## [WHAT YOU WILL DO]
Reproduce the full set of records verbatim.
****************************************
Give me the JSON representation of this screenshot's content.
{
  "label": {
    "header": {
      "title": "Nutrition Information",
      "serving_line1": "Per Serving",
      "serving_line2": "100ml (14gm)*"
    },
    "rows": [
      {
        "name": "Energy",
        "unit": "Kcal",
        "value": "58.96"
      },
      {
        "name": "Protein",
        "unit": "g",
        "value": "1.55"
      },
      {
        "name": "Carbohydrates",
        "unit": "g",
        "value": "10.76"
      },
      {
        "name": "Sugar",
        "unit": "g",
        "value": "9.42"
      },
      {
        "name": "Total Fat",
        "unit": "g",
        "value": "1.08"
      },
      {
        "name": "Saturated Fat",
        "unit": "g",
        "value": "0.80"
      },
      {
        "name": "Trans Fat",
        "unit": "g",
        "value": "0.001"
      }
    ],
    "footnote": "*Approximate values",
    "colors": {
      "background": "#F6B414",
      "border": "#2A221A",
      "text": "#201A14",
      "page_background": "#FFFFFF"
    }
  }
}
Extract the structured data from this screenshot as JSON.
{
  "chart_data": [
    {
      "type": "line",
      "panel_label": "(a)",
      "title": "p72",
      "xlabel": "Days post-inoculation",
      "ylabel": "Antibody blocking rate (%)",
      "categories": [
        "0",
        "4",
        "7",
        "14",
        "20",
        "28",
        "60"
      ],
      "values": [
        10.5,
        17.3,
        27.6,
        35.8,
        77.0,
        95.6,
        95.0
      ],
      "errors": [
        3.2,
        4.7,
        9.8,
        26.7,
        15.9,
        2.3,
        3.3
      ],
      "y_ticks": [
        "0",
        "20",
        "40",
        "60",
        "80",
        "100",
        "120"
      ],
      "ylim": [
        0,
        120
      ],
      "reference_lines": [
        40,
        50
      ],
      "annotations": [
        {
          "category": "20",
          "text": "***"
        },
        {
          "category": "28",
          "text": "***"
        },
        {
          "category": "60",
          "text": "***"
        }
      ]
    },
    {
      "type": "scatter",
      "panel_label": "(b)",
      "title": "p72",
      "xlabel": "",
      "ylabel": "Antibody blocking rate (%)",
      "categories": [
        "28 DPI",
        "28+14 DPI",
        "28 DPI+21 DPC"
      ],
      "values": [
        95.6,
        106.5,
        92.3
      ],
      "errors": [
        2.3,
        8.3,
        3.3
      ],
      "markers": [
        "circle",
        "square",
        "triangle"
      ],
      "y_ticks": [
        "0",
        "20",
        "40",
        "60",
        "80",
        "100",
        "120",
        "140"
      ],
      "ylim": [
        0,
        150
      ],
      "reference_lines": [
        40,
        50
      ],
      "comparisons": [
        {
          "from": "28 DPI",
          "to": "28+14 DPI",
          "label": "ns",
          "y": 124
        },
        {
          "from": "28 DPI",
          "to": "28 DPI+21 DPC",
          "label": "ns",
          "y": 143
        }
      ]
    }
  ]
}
****************************************
## [PROBLEM SOLUTION]
Give me the JSON representation of this screenshot's content.
{
  "label": {
    "header": {
      "title": "Nutrition Information",
      "serving_line1": "Per Serving",
      "serving_line2": "100ml (14gm)*"
    },
    "rows": [
      {
        "name": "Energy",
        "unit": "Kcal",
        "value": "58.96"
      },
      {
        "name": "Protein",
        "unit": "g",
        "value": "1.55"
      },
      {
        "name": "Carbohydrates",
        "unit": "g",
        "value": "10.76"
      },
      {
        "name": "Sugar",
        "unit": "g",
        "value": "9.42"
      },
      {
        "name": "Total Fat",
        "unit": "g",
        "value": "1.08"
      },
      {
        "name": "Saturated Fat",
        "unit": "g",
        "value": "0.80"
      },
      {
        "name": "Trans Fat",
        "unit": "g",
        "value": "0.001"
      }
    ],
    "footnote": "*Approximate values",
    "colors": {
      "background": "#F6B414",
      "border": "#2A221A",
      "text": "#201A14",
      "page_background": "#FFFFFF"
    }
  }
}
Extract the structured data from this screenshot as JSON.
{
  "chart_data": [
    {
      "type": "line",
      "panel_label": "(a)",
      "title": "p72",
      "xlabel": "Days post-inoculation",
      "ylabel": "Antibody blocking rate (%)",
      "categories": [
        "0",
        "4",
        "7",
        "14",
        "20",
        "28",
        "60"
      ],
      "values": [
        10.5,
        17.3,
        27.6,
        35.8,
        77.0,
        95.6,
        95.0
      ],
      "errors": [
        3.2,
        4.7,
        9.8,
        26.7,
        15.9,
        2.3,
        3.3
      ],
      "y_ticks": [
        "0",
        "20",
        "40",
        "60",
        "80",
        "100",
        "120"
      ],
      "ylim": [
        0,
        120
      ],
      "reference_lines": [
        40,
        50
      ],
      "annotations": [
        {
          "category": "20",
          "text": "***"
        },
        {
          "category": "28",
          "text": "***"
        },
        {
          "category": "60",
          "text": "***"
        }
      ]
    },
    {
      "type": "scatter",
      "panel_label": "(b)",
      "title": "p72",
      "xlabel": "",
      "ylabel": "Antibody blocking rate (%)",
      "categories": [
        "28 DPI",
        "28+14 DPI",
        "28 DPI+21 DPC"
      ],
      "values": [
        95.6,
        106.5,
        92.3
      ],
      "errors": [
        2.3,
        8.3,
        3.3
      ],
      "markers": [
        "circle",
        "square",
        "triangle"
      ],
      "y_ticks": [
        "0",
        "20",
        "40",
        "60",
        "80",
        "100",
        "120",
        "140"
      ],
      "ylim": [
        0,
        150
      ],
      "reference_lines": [
        40,
        50
      ],
      "comparisons": [
        {
          "from": "28 DPI",
          "to": "28+14 DPI",
          "label": "ns",
          "y": 124
        },
        {
          "from": "28 DPI",
          "to": "28 DPI+21 DPC",
          "label": "ns",
          "y": 143
        }
      ]
    }
  ]
}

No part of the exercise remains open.